═════ Data shown
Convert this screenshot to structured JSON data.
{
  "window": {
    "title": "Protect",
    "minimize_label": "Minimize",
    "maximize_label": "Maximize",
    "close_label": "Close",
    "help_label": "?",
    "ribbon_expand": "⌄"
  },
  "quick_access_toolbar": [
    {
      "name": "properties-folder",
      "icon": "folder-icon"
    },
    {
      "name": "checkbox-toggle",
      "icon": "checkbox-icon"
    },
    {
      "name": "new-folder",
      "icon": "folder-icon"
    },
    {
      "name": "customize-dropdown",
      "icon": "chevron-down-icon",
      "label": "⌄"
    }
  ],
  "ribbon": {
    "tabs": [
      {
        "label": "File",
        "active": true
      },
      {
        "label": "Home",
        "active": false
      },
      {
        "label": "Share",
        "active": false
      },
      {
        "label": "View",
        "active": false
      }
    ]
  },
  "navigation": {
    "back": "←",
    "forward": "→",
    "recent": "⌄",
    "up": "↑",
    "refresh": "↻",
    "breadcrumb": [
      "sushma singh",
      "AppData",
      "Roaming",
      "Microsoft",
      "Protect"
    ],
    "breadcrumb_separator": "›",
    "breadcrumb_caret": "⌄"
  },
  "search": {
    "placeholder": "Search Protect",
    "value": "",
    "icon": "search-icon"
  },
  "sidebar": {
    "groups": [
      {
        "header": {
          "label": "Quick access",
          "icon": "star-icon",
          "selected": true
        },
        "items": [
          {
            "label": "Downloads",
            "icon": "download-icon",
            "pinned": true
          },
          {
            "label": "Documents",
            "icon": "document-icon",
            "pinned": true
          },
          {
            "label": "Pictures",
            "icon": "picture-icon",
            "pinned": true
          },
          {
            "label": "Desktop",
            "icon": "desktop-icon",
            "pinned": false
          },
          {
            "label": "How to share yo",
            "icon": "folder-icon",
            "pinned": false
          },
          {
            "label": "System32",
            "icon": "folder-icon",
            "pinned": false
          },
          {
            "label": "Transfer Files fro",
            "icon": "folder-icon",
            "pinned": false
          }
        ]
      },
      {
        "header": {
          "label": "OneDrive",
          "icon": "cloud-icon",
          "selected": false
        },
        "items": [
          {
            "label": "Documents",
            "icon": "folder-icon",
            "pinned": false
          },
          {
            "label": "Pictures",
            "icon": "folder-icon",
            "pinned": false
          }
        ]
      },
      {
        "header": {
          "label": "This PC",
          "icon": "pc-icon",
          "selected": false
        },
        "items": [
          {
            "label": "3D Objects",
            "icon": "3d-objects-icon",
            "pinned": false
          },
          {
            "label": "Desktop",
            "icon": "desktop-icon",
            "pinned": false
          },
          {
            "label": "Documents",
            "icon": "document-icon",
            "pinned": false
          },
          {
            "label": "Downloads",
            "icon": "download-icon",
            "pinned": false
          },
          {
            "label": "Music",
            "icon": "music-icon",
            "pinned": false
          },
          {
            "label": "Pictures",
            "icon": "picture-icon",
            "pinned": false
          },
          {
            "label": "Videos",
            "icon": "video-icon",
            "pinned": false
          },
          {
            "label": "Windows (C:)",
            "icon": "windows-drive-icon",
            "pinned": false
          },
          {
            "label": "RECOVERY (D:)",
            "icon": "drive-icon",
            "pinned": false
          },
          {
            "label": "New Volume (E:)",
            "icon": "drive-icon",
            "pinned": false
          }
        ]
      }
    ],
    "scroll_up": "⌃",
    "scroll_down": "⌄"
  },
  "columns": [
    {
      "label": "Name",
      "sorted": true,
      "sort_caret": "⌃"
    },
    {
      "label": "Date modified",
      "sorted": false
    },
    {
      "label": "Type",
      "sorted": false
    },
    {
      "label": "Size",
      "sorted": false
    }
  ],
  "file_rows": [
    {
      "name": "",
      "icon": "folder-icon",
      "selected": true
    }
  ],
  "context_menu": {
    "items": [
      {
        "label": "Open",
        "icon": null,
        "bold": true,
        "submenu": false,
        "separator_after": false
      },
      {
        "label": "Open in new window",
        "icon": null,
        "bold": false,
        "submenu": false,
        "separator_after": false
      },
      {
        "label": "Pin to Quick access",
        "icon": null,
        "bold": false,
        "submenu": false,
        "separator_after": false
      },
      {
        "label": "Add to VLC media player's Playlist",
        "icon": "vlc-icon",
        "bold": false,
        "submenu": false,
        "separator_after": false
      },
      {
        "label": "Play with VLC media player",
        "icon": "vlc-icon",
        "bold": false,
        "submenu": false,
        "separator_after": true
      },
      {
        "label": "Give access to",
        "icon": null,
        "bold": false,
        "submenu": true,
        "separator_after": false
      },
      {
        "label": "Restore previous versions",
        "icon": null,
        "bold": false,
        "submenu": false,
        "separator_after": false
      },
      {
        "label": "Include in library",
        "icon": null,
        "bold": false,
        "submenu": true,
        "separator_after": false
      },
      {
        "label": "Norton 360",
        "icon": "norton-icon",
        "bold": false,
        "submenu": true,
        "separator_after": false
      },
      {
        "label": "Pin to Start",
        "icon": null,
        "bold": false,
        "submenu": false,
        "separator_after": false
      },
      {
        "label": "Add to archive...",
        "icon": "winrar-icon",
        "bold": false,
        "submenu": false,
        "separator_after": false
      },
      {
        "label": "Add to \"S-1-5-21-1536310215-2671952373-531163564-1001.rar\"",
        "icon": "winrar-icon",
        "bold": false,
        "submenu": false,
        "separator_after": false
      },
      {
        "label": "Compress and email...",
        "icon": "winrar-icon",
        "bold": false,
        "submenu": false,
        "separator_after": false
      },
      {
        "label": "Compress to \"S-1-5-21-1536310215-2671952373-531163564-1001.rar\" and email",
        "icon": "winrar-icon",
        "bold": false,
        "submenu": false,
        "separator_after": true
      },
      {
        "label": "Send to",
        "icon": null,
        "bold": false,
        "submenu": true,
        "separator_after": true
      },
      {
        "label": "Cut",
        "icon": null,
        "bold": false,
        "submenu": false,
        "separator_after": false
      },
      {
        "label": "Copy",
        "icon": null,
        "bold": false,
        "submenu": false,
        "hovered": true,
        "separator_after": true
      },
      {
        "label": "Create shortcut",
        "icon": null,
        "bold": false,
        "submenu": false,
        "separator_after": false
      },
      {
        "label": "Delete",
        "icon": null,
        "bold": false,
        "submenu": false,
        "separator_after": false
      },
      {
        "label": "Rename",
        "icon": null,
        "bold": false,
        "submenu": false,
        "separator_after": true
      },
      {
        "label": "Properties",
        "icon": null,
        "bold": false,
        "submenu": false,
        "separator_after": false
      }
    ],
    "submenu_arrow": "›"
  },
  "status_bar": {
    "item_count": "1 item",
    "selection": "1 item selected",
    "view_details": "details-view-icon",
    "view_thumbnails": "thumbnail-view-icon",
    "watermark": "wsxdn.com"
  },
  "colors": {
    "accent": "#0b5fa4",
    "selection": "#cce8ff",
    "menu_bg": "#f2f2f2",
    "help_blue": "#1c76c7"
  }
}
══════════
* [What to produce] Take the material above and return all of it exactly.

* [Response]
Convert this screenshot to structured JSON data.
{
  "window": {
    "title": "Protect",
    "minimize_label": "Minimize",
    "maximize_label": "Maximize",
    "close_label": "Close",
    "help_label": "?",
    "ribbon_expand": "⌄"
  },
  "quick_access_toolbar": [
    {
      "name": "properties-folder",
      "icon": "folder-icon"
    },
    {
      "name": "checkbox-toggle",
      "icon": "checkbox-icon"
    },
    {
      "name": "new-folder",
      "icon": "folder-icon"
    },
    {
      "name": "customize-dropdown",
      "icon": "chevron-down-icon",
      "label": "⌄"
    }
  ],
  "ribbon": {
    "tabs": [
      {
        "label": "File",
        "active": true
      },
      {
        "label": "Home",
        "active": false
      },
      {
        "label": "Share",
        "active": false
      },
      {
        "label": "View",
        "active": false
      }
    ]
  },
  "navigation": {
    "back": "←",
    "forward": "→",
    "recent": "⌄",
    "up": "↑",
    "refresh": "↻",
    "breadcrumb": [
      "sushma singh",
      "AppData",
      "Roaming",
      "Microsoft",
      "Protect"
    ],
    "breadcrumb_separator": "›",
    "breadcrumb_caret": "⌄"
  },
  "search": {
    "placeholder": "Search Protect",
    "value": "",
    "icon": "search-icon"
  },
  "sidebar": {
    "groups": [
      {
        "header": {
          "label": "Quick access",
          "icon": "star-icon",
          "selected": true
        },
        "items": [
          {
            "label": "Downloads",
            "icon": "download-icon",
            "pinned": true
          },
          {
            "label": "Documents",
            "icon": "document-icon",
            "pinned": true
          },
          {
            "label": "Pictures",
            "icon": "picture-icon",
            "pinned": true
          },
          {
            "label": "Desktop",
            "icon": "desktop-icon",
            "pinned": false
          },
          {
            "label": "How to share yo",
            "icon": "folder-icon",
            "pinned": false
          },
          {
            "label": "System32",
            "icon": "folder-icon",
            "pinned": false
          },
          {
            "label": "Transfer Files fro",
            "icon": "folder-icon",
            "pinned": false
          }
        ]
      },
      {
        "header": {
          "label": "OneDrive",
          "icon": "cloud-icon",
          "selected": false
        },
        "items": [
          {
            "label": "Documents",
            "icon": "folder-icon",
            "pinned": false
          },
          {
            "label": "Pictures",
            "icon": "folder-icon",
            "pinned": false
          }
        ]
      },
      {
        "header": {
          "label": "This PC",
          "icon": "pc-icon",
          "selected": false
        },
        "items": [
          {
            "label": "3D Objects",
            "icon": "3d-objects-icon",
            "pinned": false
          },
          {
            "label": "Desktop",
            "icon": "desktop-icon",
            "pinned": false
          },
          {
            "label": "Documents",
            "icon": "document-icon",
            "pinned": false
          },
          {
            "label": "Downloads",
            "icon": "download-icon",
            "pinned": false
          },
          {
            "label": "Music",
            "icon": "music-icon",
            "pinned": false
          },
          {
            "label": "Pictures",
            "icon": "picture-icon",
            "pinned": false
          },
          {
            "label": "Videos",
            "icon": "video-icon",
            "pinned": false
          },
          {
            "label": "Windows (C:)",
            "icon": "windows-drive-icon",
            "pinned": false
          },
          {
            "label": "RECOVERY (D:)",
            "icon": "drive-icon",
            "pinned": false
          },
          {
            "label": "New Volume (E:)",
            "icon": "drive-icon",
            "pinned": false
          }
        ]
      }
    ],
    "scroll_up": "⌃",
    "scroll_down": "⌄"
  },
  "columns": [
    {
      "label": "Name",
      "sorted": true,
      "sort_caret": "⌃"
    },
    {
      "label": "Date modified",
      "sorted": false
    },
    {
      "label": "Type",
      "sorted": false
    },
    {
      "label": "Size",
      "sorted": false
    }
  ],
  "file_rows": [
    {
      "name": "",
      "icon": "folder-icon",
      "selected": true
    }
  ],
  "context_menu": {
    "items": [
      {
        "label": "Open",
        "icon": null,
        "bold": true,
        "submenu": false,
        "separator_after": false
      },
      {
        "label": "Open in new window",
        "icon": null,
        "bold": false,
        "submenu": false,
        "separator_after": false
      },
      {
        "label": "Pin to Quick access",
        "icon": null,
        "bold": false,
        "submenu": false,
        "separator_after": false
      },
      {
        "label": "Add to VLC media player's Playlist",
        "icon": "vlc-icon",
        "bold": false,
        "submenu": false,
        "separator_after": false
      },
      {
        "label": "Play with VLC media player",
        "icon": "vlc-icon",
        "bold": false,
        "submenu": false,
        "separator_after": true
      },
      {
        "label": "Give access to",
        "icon": null,
        "bold": false,
        "submenu": true,
        "separator_after": false
      },
      {
        "label": "Restore previous versions",
        "icon": null,
        "bold": false,
        "submenu": false,
        "separator_after": false
      },
      {
        "label": "Include in library",
        "icon": null,
        "bold": false,
        "submenu": true,
        "separator_after": false
      },
      {
        "label": "Norton 360",
        "icon": "norton-icon",
        "bold": false,
        "submenu": true,
        "separator_after": false
      },
      {
        "label": "Pin to Start",
        "icon": null,
        "bold": false,
        "submenu": false,
        "separator_after": false
      },
      {
        "label": "Add to archive...",
        "icon": "winrar-icon",
        "bold": false,
        "submenu": false,
        "separator_after": false
      },
      {
        "label": "Add to \"S-1-5-21-1536310215-2671952373-531163564-1001.rar\"",
        "icon": "winrar-icon",
        "bold": false,
        "submenu": false,
        "separator_after": false
      },
      {
        "label": "Compress and email...",
        "icon": "winrar-icon",
        "bold": false,
        "submenu": false,
        "separator_after": false
      },
      {
        "label": "Compress to \"S-1-5-21-1536310215-2671952373-531163564-1001.rar\" and email",
        "icon": "winrar-icon",
        "bold": false,
        "submenu": false,
        "separator_after": true
      },
      {
        "label": "Send to",
        "icon": null,
        "bold": false,
        "submenu": true,
        "separator_after": true
      },
      {
        "label": "Cut",
        "icon": null,
        "bold": false,
        "submenu": false,
        "separator_after": false
      },
      {
        "label": "Copy",
        "icon": null,
        "bold": false,
        "submenu": false,
        "hovered": true,
        "separator_after": true
      },
      {
        "label": "Create shortcut",
        "icon": null,
        "bold": false,
        "submenu": false,
        "separator_after": false
      },
      {
        "label": "Delete",
        "icon": null,
        "bold": false,
        "submenu": false,
        "separator_after": false
      },
      {
        "label": "Rename",
        "icon": null,
        "bold": false,
        "submenu": false,
        "separator_after": true
      },
      {
        "label": "Properties",
        "icon": null,
        "bold": false,
        "submenu": false,
        "separator_after": false
      }
    ],
    "submenu_arrow": "›"
  },
  "status_bar": {
    "item_count": "1 item",
    "selection": "1 item selected",
    "view_details": "details-view-icon",
    "view_thumbnails": "thumbnail-view-icon",
    "watermark": "wsxdn.com"
  },
  "colors": {
    "accent": "#0b5fa4",
    "selection": "#cce8ff",
    "menu_bg": "#f2f2f2",
    "help_blue": "#1c76c7"
  }
}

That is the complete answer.